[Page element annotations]
^^^^
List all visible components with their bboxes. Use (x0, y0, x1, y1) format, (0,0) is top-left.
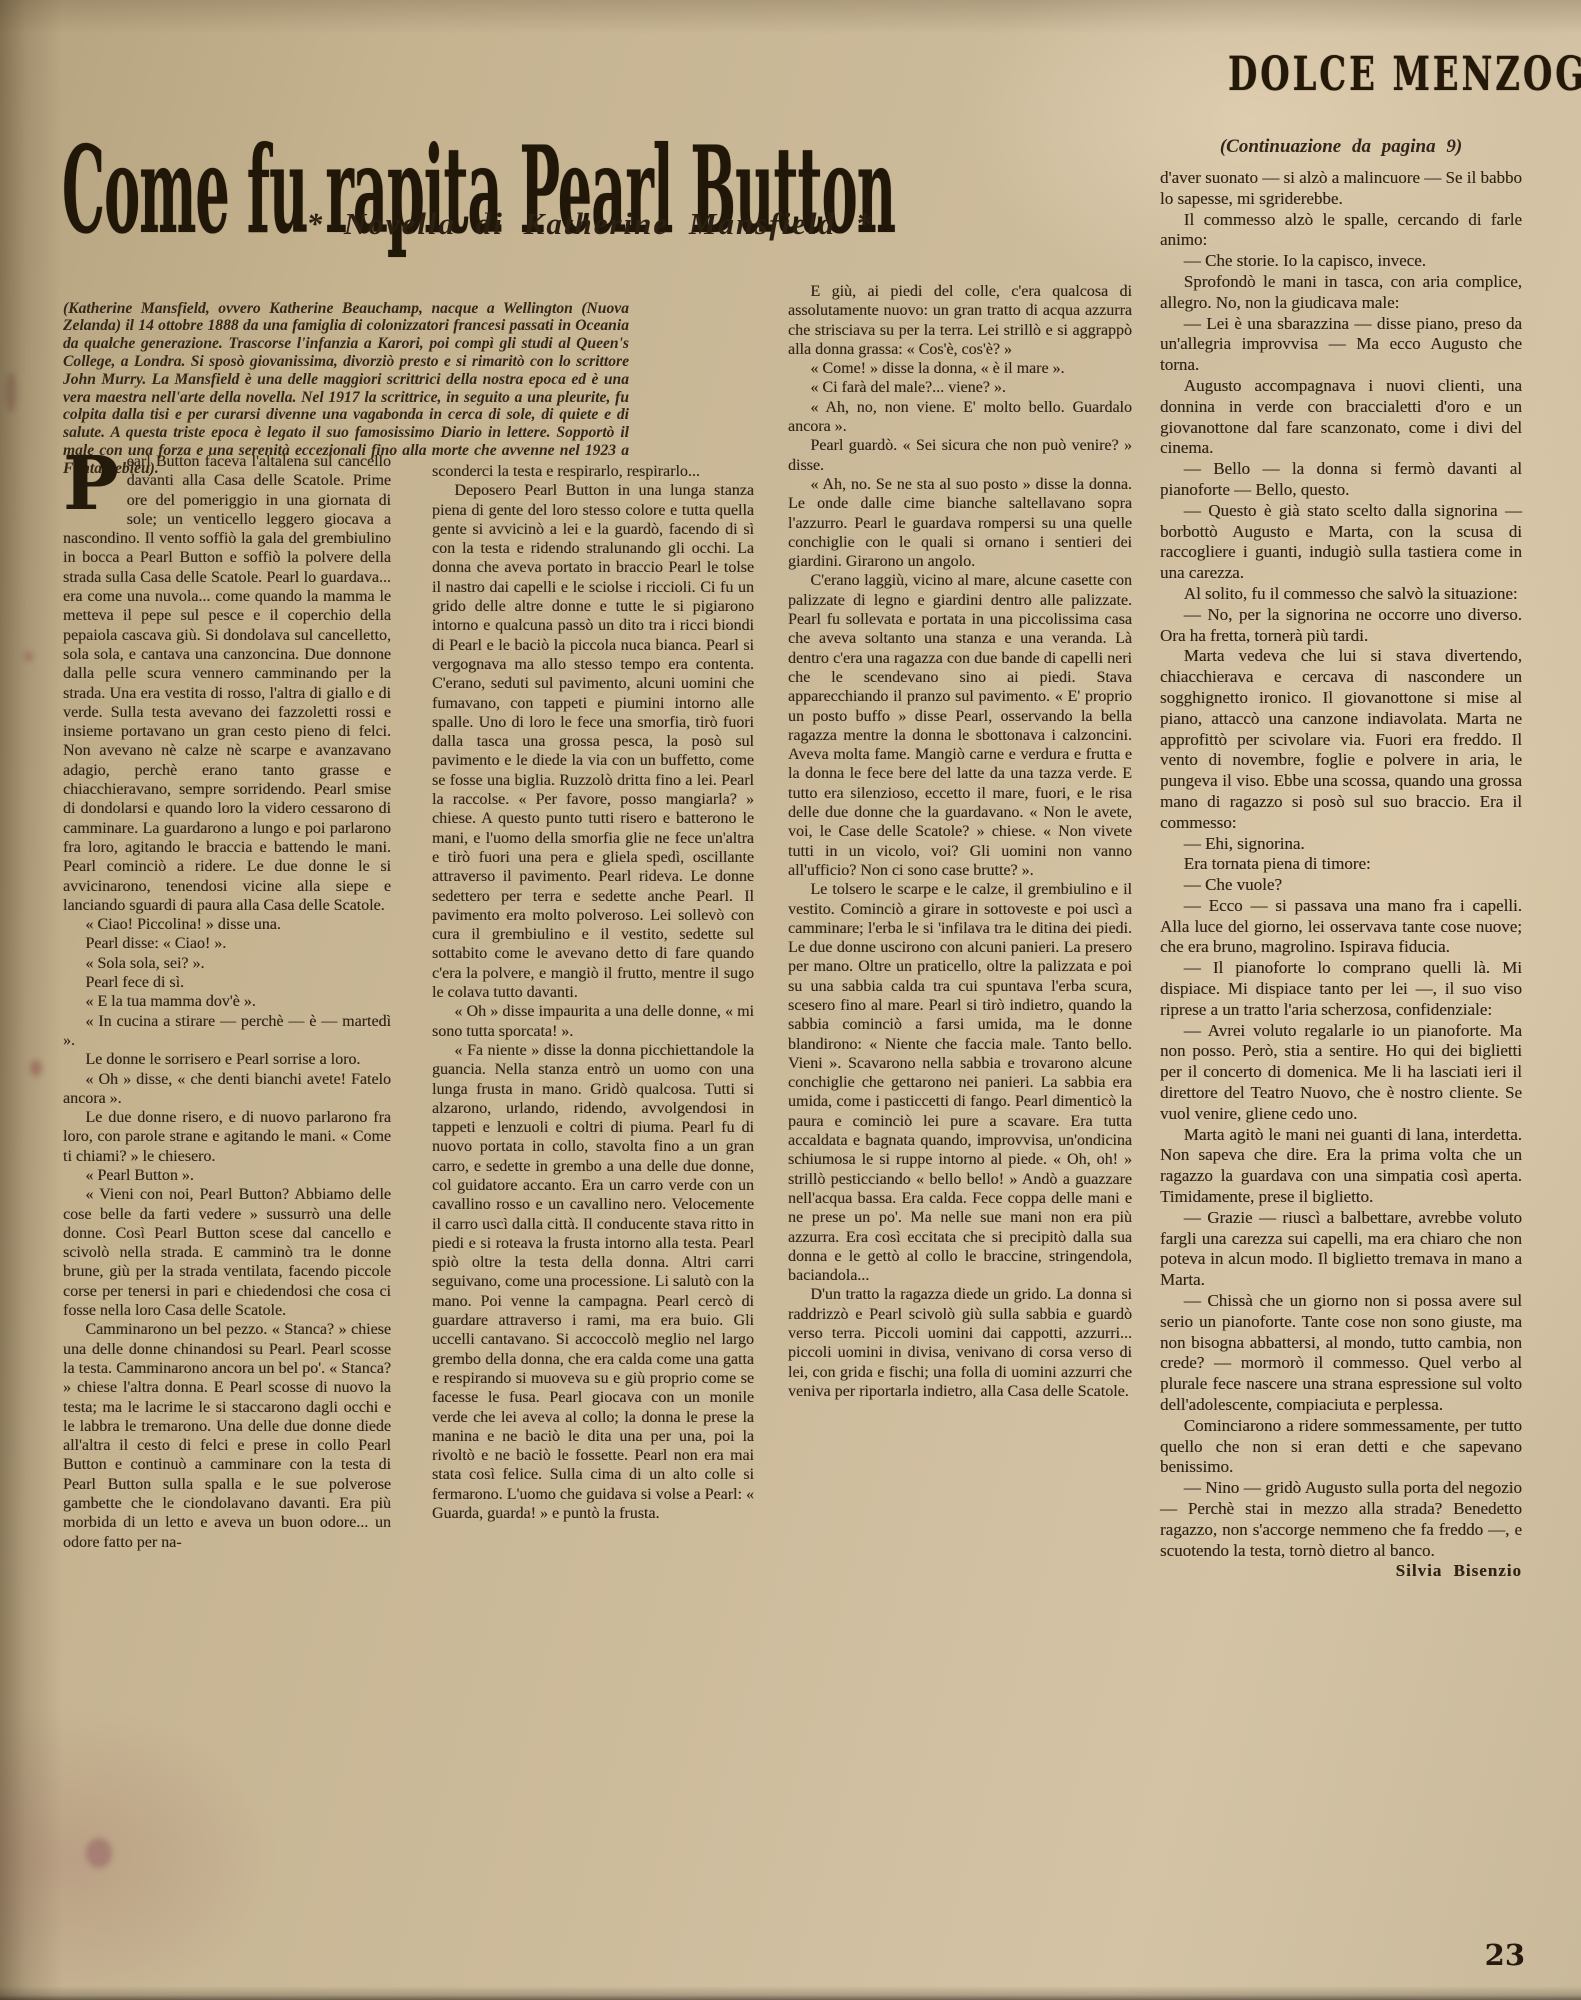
paragraph: Marta agitò le mani nei guanti di lana, … (1160, 1125, 1522, 1208)
paragraph: — Nino — gridò Augusto sulla porta del n… (1160, 1478, 1522, 1561)
sidebar-column: d'aver suonato — si alzò a malincuore — … (1160, 168, 1522, 1582)
first-paragraph: Pearl Button faceva l'altalena sul cance… (63, 452, 391, 915)
author-intro-note: (Katherine Mansfield, ovvero Katherine B… (63, 300, 629, 478)
story-column-2: sconderci la testa e respirarlo, respira… (432, 462, 754, 1523)
paragraph: sconderci la testa e respirarlo, respira… (432, 462, 754, 481)
paragraph: Deposero Pearl Button in una lunga stanz… (432, 481, 754, 1002)
paragraph: — Ecco — si passava una mano fra i capel… (1160, 896, 1522, 958)
paragraph: Al solito, fu il commesso che salvò la s… (1160, 584, 1522, 605)
paragraph: Pearl disse: « Ciao! ». (63, 934, 391, 953)
story-subtitle: * Novella di Katherine Mansfield * (200, 206, 980, 242)
paragraph: Pearl fece di sì. (63, 973, 391, 992)
sidebar-title: DOLCE MENZOGNA (1228, 50, 1581, 100)
paragraph: « In cucina a stirare — perchè — è — mar… (63, 1012, 391, 1051)
paragraph-list: « Ciao! Piccolina! » disse una.Pearl dis… (63, 915, 391, 1552)
paragraph-list: E giù, ai piedi del colle, c'era qualcos… (788, 282, 1132, 1401)
paragraph: « Ah, no, non viene. E' molto bello. Gua… (788, 398, 1132, 437)
paragraph: « Oh » disse impaurita a una delle donne… (432, 1002, 754, 1041)
paragraph: « Oh » disse, « che denti bianchi avete!… (63, 1070, 391, 1109)
paragraph-list: d'aver suonato — si alzò a malincuore — … (1160, 168, 1522, 1561)
author-signature: Silvia Bisenzio (1160, 1561, 1522, 1582)
paragraph: Le tolsero le scarpe e le calze, il grem… (788, 880, 1132, 1285)
paragraph: Pearl guardò. « Sei sicura che non può v… (788, 436, 1132, 475)
paragraph: « E la tua mamma dov'è ». (63, 992, 391, 1011)
paragraph: Le donne le sorrisero e Pearl sorrise a … (63, 1050, 391, 1069)
magazine-page: Come fu rapita Pearl Button * Novella di… (0, 0, 1581, 2000)
paragraph: — Avrei voluto regalarle io un pianofort… (1160, 1021, 1522, 1125)
paragraph: « Pearl Button ». (63, 1166, 391, 1185)
paragraph: Sprofondò le mani in tasca, con aria com… (1160, 272, 1522, 314)
paragraph: — Che storie. Io la capisco, invece. (1160, 251, 1522, 272)
paragraph: Cominciarono a ridere sommessamente, per… (1160, 1416, 1522, 1478)
paragraph: Il commesso alzò le spalle, cercando di … (1160, 210, 1522, 252)
paragraph: « Come! » disse la donna, « è il mare ». (788, 359, 1132, 378)
story-column-1: Pearl Button faceva l'altalena sul cance… (63, 452, 391, 1552)
story-column-3: E giù, ai piedi del colle, c'era qualcos… (788, 282, 1132, 1401)
paragraph: — No, per la signorina ne occorre uno di… (1160, 605, 1522, 647)
paragraph: — Grazie — riuscì a balbettare, avrebbe … (1160, 1208, 1522, 1291)
ink-stain (30, 1060, 42, 1076)
drop-cap: P (63, 452, 127, 512)
paragraph: « Fa niente » disse la donna picchiettan… (432, 1041, 754, 1523)
paragraph: Marta vedeva che lui si stava divertendo… (1160, 646, 1522, 833)
page-number: 23 (1485, 1938, 1525, 1972)
paragraph: — Questo è già stato scelto dalla signor… (1160, 501, 1522, 584)
paragraph: Era tornata piena di timore: (1160, 854, 1522, 875)
paragraph: Le due donne risero, e di nuovo parlaron… (63, 1108, 391, 1166)
paragraph: — Bello — la donna si fermò davanti al p… (1160, 459, 1522, 501)
paragraph: Camminarono un bel pezzo. « Stanca? » ch… (63, 1320, 391, 1552)
ink-stain (86, 1838, 112, 1868)
sidebar-header: DOLCE MENZOGNA (1146, 50, 1536, 100)
paragraph: « Ciao! Piccolina! » disse una. (63, 915, 391, 934)
paragraph: « Ci farà del male?... viene? ». (788, 378, 1132, 397)
paragraph: — Ehi, signorina. (1160, 834, 1522, 855)
paragraph: « Vieni con noi, Pearl Button? Abbiamo d… (63, 1185, 391, 1320)
continuation-note: (Continuazione da pagina 9) (1160, 136, 1522, 158)
paragraph: « Ah, no. Se ne sta al suo posto » disse… (788, 475, 1132, 571)
paragraph: — Lei è una sbarazzina — disse piano, pr… (1160, 314, 1522, 376)
paragraph: Augusto accompagnava i nuovi clienti, un… (1160, 376, 1522, 459)
ink-stain (6, 372, 16, 412)
paragraph: D'un tratto la ragazza diede un grido. L… (788, 1285, 1132, 1401)
paragraph: E giù, ai piedi del colle, c'era qualcos… (788, 282, 1132, 359)
paragraph: « Sola sola, sei? ». (63, 954, 391, 973)
paragraph: d'aver suonato — si alzò a malincuore — … (1160, 168, 1522, 210)
paragraph: — Che vuole? (1160, 875, 1522, 896)
paragraph-list: sconderci la testa e respirarlo, respira… (432, 462, 754, 1523)
paragraph: C'erano laggiù, vicino al mare, alcune c… (788, 571, 1132, 880)
paragraph: — Il pianoforte lo comprano quelli là. M… (1160, 958, 1522, 1020)
paragraph: — Chissà che un giorno non si possa aver… (1160, 1291, 1522, 1416)
ink-stain (24, 652, 33, 661)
^^^^
GIVEN REQUEST - Copy out every line of the items above word for word, leaving out the pictures.

OUTPUT FOR THIS TASK -
List all visible components with their bboxes. Use (x0, y0, x1, y1) format, (0,0) is top-left.
paragraph: Marta agitò le mani nei guanti di lana, … (1160, 1125, 1522, 1208)
paragraph: — Nino — gridò Augusto sulla porta del n… (1160, 1478, 1522, 1561)
sidebar-column: d'aver suonato — si alzò a malincuore — … (1160, 168, 1522, 1582)
first-paragraph: Pearl Button faceva l'altalena sul cance… (63, 452, 391, 915)
author-intro-note: (Katherine Mansfield, ovvero Katherine B… (63, 300, 629, 478)
story-column-2: sconderci la testa e respirarlo, respira… (432, 462, 754, 1523)
paragraph: sconderci la testa e respirarlo, respira… (432, 462, 754, 481)
paragraph: Deposero Pearl Button in una lunga stanz… (432, 481, 754, 1002)
paragraph: — Ecco — si passava una mano fra i capel… (1160, 896, 1522, 958)
paragraph: Al solito, fu il commesso che salvò la s… (1160, 584, 1522, 605)
paragraph: Pearl disse: « Ciao! ». (63, 934, 391, 953)
story-subtitle: * Novella di Katherine Mansfield * (200, 206, 980, 242)
paragraph: Pearl fece di sì. (63, 973, 391, 992)
sidebar-title: DOLCE MENZOGNA (1228, 50, 1581, 100)
paragraph: « In cucina a stirare — perchè — è — mar… (63, 1012, 391, 1051)
paragraph-list: « Ciao! Piccolina! » disse una.Pearl dis… (63, 915, 391, 1552)
paragraph-list: E giù, ai piedi del colle, c'era qualcos… (788, 282, 1132, 1401)
paragraph: « Ah, no, non viene. E' molto bello. Gua… (788, 398, 1132, 437)
paragraph: « Oh » disse impaurita a una delle donne… (432, 1002, 754, 1041)
paragraph: « Oh » disse, « che denti bianchi avete!… (63, 1070, 391, 1109)
paragraph-list: d'aver suonato — si alzò a malincuore — … (1160, 168, 1522, 1561)
author-signature: Silvia Bisenzio (1160, 1561, 1522, 1582)
paragraph: Le tolsero le scarpe e le calze, il grem… (788, 880, 1132, 1285)
paragraph: Pearl guardò. « Sei sicura che non può v… (788, 436, 1132, 475)
paragraph: « E la tua mamma dov'è ». (63, 992, 391, 1011)
paragraph: Le donne le sorrisero e Pearl sorrise a … (63, 1050, 391, 1069)
magazine-page: Come fu rapita Pearl Button * Novella di… (0, 0, 1581, 2000)
paragraph: — Avrei voluto regalarle io un pianofort… (1160, 1021, 1522, 1125)
paragraph: « Pearl Button ». (63, 1166, 391, 1185)
paragraph: Sprofondò le mani in tasca, con aria com… (1160, 272, 1522, 314)
paragraph: — Che storie. Io la capisco, invece. (1160, 251, 1522, 272)
paragraph: Cominciarono a ridere sommessamente, per… (1160, 1416, 1522, 1478)
paragraph: Il commesso alzò le spalle, cercando di … (1160, 210, 1522, 252)
paragraph: « Come! » disse la donna, « è il mare ». (788, 359, 1132, 378)
story-column-1: Pearl Button faceva l'altalena sul cance… (63, 452, 391, 1552)
story-column-3: E giù, ai piedi del colle, c'era qualcos… (788, 282, 1132, 1401)
paragraph: — No, per la signorina ne occorre uno di… (1160, 605, 1522, 647)
paragraph: — Grazie — riuscì a balbettare, avrebbe … (1160, 1208, 1522, 1291)
ink-stain (30, 1060, 42, 1076)
drop-cap: P (63, 452, 127, 512)
paragraph: « Fa niente » disse la donna picchiettan… (432, 1041, 754, 1523)
paragraph: Marta vedeva che lui si stava divertendo… (1160, 646, 1522, 833)
page-number: 23 (1485, 1938, 1525, 1972)
paragraph: — Questo è già stato scelto dalla signor… (1160, 501, 1522, 584)
paragraph: Era tornata piena di timore: (1160, 854, 1522, 875)
paragraph: Le due donne risero, e di nuovo parlaron… (63, 1108, 391, 1166)
paragraph: — Bello — la donna si fermò davanti al p… (1160, 459, 1522, 501)
paragraph: Camminarono un bel pezzo. « Stanca? » ch… (63, 1320, 391, 1552)
ink-stain (86, 1838, 112, 1868)
sidebar-header: DOLCE MENZOGNA (1146, 50, 1536, 100)
paragraph: « Ciao! Piccolina! » disse una. (63, 915, 391, 934)
paragraph: « Ci farà del male?... viene? ». (788, 378, 1132, 397)
paragraph: — Ehi, signorina. (1160, 834, 1522, 855)
paragraph: « Vieni con noi, Pearl Button? Abbiamo d… (63, 1185, 391, 1320)
continuation-note: (Continuazione da pagina 9) (1160, 136, 1522, 158)
paragraph: « Ah, no. Se ne sta al suo posto » disse… (788, 475, 1132, 571)
paragraph: — Lei è una sbarazzina — disse piano, pr… (1160, 314, 1522, 376)
paragraph: Augusto accompagnava i nuovi clienti, un… (1160, 376, 1522, 459)
ink-stain (6, 372, 16, 412)
paragraph: D'un tratto la ragazza diede un grido. L… (788, 1285, 1132, 1401)
paragraph: E giù, ai piedi del colle, c'era qualcos… (788, 282, 1132, 359)
paragraph: « Sola sola, sei? ». (63, 954, 391, 973)
paragraph: d'aver suonato — si alzò a malincuore — … (1160, 168, 1522, 210)
paragraph: — Che vuole? (1160, 875, 1522, 896)
paragraph-list: sconderci la testa e respirarlo, respira… (432, 462, 754, 1523)
paragraph: C'erano laggiù, vicino al mare, alcune c… (788, 571, 1132, 880)
paragraph: — Il pianoforte lo comprano quelli là. M… (1160, 958, 1522, 1020)
paragraph: — Chissà che un giorno non si possa aver… (1160, 1291, 1522, 1416)
ink-stain (24, 652, 33, 661)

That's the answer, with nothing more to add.